> **GOAL**: Count how many lines have the word "color" in them. Reply with that number by itself.

> **RECORD EXCERPTS**:

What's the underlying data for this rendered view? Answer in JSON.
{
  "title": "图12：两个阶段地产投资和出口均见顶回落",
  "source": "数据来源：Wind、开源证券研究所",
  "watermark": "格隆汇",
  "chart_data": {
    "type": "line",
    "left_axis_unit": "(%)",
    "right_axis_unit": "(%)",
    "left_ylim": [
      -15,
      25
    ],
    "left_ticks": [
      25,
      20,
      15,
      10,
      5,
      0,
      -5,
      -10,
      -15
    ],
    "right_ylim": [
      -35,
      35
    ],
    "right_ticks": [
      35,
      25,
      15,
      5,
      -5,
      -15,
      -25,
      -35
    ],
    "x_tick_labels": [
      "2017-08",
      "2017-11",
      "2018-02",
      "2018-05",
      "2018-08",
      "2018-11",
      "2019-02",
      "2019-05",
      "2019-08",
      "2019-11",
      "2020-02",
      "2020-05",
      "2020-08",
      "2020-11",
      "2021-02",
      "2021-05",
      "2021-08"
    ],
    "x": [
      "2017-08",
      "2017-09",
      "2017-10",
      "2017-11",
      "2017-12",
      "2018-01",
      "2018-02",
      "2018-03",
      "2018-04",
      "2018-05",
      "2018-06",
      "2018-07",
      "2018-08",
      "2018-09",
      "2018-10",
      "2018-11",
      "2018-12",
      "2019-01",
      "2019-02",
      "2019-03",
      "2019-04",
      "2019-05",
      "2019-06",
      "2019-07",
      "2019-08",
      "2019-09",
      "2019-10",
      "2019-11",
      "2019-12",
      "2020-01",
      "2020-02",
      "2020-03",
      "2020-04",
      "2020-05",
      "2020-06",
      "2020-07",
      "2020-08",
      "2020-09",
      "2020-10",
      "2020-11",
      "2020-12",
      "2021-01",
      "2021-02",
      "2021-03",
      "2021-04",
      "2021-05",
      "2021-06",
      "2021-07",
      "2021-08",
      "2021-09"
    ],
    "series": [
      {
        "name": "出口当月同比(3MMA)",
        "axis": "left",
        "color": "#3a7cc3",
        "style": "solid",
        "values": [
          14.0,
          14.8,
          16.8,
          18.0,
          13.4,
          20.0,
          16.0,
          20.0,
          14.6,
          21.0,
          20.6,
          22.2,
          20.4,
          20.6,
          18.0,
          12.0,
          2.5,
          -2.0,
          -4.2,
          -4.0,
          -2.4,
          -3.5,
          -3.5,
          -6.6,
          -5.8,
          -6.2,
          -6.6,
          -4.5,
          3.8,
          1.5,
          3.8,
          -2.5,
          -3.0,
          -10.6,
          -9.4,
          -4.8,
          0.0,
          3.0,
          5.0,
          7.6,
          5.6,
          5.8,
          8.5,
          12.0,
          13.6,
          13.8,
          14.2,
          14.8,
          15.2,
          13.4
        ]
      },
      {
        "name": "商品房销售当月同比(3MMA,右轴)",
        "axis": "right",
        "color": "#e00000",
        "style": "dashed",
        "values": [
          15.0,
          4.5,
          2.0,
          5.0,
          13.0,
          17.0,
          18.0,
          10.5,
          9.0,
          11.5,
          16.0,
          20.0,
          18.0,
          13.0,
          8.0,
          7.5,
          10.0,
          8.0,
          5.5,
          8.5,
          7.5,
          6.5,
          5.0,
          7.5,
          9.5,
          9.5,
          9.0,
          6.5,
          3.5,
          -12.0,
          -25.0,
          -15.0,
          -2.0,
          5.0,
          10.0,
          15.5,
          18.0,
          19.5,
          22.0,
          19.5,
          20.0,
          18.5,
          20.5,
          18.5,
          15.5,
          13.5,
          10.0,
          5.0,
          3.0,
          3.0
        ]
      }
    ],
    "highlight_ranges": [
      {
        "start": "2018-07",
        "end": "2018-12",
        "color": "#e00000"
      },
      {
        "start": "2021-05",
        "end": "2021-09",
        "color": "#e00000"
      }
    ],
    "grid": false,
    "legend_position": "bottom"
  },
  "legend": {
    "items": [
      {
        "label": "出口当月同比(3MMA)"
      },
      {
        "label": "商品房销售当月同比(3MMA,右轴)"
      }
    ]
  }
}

> **FINAL RESULT**: 4